Records for the exercise>

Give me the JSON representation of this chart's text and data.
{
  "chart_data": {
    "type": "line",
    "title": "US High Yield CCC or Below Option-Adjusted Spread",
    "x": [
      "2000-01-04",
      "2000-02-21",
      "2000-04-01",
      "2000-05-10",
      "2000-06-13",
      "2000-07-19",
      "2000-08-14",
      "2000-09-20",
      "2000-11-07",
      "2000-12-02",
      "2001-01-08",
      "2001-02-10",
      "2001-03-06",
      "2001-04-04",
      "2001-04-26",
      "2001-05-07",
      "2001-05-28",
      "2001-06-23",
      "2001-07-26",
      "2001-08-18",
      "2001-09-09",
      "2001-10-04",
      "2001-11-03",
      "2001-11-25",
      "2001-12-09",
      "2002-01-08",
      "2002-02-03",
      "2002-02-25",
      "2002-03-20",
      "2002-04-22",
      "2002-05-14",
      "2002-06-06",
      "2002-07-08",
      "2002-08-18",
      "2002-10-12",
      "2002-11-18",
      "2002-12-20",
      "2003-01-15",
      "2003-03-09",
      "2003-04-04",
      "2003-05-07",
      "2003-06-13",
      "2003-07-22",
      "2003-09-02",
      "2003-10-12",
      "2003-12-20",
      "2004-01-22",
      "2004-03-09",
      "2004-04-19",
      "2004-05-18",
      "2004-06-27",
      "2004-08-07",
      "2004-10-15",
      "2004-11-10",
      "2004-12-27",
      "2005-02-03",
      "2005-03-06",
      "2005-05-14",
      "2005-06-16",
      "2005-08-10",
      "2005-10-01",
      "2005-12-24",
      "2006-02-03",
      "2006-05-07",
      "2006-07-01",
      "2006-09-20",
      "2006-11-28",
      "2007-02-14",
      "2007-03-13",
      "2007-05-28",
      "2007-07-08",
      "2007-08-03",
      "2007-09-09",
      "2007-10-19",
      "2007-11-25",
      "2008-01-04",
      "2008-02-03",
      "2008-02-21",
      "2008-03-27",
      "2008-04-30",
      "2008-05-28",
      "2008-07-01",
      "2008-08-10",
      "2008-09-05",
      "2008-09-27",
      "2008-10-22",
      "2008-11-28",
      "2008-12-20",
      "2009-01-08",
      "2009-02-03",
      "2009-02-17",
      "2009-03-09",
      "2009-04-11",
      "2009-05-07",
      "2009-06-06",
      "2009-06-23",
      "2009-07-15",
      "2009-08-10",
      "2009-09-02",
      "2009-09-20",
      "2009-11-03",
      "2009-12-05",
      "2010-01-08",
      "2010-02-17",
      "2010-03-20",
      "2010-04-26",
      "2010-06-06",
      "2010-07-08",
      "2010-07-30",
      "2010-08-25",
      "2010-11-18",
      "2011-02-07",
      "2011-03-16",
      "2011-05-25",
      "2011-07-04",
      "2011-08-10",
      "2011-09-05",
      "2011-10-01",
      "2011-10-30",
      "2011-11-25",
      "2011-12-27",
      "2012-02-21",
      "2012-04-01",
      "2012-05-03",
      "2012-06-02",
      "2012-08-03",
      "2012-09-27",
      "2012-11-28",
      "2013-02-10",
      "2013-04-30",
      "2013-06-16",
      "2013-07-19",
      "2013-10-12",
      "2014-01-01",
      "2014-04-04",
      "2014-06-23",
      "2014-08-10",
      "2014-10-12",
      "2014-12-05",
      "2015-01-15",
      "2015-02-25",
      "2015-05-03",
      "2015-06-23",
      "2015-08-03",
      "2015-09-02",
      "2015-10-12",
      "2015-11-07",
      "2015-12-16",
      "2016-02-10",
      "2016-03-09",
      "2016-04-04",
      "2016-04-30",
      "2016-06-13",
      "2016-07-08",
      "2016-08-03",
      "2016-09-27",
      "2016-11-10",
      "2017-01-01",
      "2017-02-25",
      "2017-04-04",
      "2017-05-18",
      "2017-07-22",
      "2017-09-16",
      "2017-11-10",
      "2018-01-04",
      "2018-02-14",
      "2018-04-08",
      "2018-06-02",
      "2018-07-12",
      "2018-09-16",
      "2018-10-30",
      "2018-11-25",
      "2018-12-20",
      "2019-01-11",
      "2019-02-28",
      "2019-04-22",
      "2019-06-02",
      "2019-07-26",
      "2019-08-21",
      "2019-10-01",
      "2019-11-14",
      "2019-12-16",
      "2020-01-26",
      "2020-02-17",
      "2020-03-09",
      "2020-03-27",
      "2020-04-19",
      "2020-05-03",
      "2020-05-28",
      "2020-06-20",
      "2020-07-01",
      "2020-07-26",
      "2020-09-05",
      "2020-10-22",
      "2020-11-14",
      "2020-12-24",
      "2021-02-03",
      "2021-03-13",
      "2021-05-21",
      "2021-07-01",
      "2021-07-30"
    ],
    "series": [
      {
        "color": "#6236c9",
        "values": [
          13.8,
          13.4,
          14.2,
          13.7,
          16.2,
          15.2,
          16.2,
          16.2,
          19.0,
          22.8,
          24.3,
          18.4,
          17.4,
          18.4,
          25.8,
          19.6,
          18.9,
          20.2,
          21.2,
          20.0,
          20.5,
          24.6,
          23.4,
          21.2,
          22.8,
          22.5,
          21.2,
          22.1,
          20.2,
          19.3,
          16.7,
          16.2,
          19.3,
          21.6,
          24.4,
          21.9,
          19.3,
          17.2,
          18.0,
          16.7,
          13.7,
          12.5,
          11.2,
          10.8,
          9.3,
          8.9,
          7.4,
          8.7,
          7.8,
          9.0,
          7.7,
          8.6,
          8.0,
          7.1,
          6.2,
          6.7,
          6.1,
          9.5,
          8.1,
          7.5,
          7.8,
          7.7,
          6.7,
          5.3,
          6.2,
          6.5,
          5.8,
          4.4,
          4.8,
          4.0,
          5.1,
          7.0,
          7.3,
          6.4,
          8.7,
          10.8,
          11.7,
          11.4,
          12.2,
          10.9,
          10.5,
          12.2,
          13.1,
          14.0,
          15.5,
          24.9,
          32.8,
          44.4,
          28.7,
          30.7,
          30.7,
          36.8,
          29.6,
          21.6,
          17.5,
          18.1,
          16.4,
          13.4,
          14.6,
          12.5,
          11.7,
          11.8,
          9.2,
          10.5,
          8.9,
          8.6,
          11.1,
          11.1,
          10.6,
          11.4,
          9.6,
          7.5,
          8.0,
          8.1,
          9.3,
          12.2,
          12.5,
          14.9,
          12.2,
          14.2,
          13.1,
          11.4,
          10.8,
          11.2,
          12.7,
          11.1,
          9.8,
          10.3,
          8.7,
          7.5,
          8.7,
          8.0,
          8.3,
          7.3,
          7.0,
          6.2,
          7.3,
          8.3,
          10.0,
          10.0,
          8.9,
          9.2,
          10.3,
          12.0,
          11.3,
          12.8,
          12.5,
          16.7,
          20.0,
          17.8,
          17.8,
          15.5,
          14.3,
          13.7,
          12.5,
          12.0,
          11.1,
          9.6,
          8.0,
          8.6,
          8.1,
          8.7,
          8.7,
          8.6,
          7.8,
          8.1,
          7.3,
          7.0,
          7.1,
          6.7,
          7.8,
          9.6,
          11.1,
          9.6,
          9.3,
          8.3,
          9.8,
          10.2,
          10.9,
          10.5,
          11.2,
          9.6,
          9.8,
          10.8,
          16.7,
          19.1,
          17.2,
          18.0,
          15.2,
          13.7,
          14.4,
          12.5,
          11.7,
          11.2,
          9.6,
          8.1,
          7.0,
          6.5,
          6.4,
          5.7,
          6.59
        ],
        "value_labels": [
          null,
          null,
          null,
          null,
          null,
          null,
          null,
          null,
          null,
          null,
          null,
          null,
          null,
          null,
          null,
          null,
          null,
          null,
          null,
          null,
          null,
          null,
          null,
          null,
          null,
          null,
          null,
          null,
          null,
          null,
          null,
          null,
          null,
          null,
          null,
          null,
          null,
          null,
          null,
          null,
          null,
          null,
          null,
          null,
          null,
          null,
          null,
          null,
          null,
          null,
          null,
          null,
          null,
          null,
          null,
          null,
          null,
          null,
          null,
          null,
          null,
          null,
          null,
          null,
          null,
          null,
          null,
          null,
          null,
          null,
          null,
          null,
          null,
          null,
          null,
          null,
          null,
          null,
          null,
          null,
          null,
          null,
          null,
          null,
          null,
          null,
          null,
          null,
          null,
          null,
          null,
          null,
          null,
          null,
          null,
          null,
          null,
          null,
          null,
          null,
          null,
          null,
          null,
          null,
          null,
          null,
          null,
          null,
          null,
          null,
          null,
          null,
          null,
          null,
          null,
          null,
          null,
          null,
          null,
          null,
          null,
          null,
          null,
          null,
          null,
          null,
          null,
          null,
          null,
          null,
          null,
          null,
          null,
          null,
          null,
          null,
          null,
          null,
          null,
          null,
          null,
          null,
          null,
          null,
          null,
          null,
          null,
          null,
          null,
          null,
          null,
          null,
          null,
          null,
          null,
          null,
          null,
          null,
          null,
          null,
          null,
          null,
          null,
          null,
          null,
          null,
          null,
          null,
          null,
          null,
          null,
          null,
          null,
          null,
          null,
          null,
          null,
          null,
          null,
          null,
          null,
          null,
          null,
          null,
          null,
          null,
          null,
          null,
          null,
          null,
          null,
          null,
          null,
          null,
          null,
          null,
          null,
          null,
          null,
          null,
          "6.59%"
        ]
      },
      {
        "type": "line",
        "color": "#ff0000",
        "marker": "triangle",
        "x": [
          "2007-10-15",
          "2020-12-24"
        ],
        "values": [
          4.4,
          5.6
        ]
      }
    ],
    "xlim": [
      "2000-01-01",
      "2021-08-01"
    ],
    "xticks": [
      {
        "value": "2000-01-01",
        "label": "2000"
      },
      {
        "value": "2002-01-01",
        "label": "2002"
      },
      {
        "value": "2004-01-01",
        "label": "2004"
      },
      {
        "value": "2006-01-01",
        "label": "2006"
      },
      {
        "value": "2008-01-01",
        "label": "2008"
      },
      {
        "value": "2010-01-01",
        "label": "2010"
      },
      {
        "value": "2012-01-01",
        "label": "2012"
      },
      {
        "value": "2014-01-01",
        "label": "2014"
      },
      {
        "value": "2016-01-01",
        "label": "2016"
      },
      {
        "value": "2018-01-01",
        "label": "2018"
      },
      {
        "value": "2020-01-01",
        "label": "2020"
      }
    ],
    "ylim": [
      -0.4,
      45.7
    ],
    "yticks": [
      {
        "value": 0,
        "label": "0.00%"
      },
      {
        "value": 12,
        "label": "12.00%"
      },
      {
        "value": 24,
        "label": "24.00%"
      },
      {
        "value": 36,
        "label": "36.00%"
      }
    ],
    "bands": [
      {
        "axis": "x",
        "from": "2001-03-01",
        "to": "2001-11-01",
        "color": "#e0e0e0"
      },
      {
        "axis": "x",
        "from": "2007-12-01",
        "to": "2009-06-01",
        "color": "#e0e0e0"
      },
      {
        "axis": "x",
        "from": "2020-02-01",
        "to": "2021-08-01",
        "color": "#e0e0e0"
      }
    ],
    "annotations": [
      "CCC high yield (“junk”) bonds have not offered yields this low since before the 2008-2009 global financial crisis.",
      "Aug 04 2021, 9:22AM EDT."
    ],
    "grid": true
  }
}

* * *

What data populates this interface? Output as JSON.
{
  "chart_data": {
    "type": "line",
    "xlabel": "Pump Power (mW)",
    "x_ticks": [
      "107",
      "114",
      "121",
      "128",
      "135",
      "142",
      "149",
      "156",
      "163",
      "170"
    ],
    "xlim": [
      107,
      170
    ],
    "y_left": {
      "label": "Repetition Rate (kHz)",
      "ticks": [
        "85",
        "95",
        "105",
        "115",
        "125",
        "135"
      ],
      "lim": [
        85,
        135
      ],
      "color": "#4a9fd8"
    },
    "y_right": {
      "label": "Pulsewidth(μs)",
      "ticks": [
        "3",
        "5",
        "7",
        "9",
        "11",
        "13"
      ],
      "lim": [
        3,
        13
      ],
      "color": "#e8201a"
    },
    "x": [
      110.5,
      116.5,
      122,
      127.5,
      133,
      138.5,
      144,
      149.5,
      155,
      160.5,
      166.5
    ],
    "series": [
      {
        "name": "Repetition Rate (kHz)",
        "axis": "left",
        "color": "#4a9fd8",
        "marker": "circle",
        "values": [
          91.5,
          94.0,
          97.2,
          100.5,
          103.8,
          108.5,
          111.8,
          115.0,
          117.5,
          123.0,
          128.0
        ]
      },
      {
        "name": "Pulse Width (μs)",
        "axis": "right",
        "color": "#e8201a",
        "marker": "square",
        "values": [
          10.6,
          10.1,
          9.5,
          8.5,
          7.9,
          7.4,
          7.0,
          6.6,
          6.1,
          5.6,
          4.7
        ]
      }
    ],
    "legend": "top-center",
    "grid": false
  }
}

---

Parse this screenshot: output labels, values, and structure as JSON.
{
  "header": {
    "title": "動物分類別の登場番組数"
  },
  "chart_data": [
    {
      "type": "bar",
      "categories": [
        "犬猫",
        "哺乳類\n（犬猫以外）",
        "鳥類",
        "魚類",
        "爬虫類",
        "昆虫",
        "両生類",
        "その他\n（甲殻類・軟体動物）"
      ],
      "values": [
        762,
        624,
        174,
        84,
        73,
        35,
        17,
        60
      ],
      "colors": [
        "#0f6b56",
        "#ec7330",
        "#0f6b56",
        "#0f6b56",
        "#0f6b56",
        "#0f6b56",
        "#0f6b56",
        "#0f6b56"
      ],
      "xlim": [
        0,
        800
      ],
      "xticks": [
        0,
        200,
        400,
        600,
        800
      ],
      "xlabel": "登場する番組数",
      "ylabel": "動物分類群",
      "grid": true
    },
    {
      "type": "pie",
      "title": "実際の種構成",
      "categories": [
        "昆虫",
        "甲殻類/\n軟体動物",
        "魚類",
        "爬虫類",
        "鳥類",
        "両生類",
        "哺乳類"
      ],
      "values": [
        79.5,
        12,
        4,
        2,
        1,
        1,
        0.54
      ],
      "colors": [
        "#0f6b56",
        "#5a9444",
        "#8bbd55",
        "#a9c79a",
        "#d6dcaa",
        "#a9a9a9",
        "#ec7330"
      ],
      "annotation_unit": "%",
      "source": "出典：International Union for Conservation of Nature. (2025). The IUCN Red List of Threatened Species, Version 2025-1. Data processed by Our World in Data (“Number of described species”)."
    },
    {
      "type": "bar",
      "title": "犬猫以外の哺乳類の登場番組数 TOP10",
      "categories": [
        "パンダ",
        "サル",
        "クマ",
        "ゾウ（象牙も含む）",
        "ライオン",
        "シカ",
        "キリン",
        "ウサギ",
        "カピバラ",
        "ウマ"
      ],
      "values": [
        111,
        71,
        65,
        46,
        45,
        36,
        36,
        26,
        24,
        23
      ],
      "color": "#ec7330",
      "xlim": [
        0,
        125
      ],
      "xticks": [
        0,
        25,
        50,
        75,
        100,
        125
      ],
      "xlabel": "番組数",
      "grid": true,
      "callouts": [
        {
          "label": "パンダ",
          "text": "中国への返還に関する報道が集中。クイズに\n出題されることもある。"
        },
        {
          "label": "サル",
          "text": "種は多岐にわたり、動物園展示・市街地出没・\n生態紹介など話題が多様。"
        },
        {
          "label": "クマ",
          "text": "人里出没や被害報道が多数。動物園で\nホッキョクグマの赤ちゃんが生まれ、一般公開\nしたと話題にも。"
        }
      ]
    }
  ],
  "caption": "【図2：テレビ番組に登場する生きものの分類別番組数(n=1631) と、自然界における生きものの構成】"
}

To do> Using the listing above, list every line in which the string "grid" occurs.

Problem solution>
    "grid": true
    "grid": false
      "grid": true
      "grid": true,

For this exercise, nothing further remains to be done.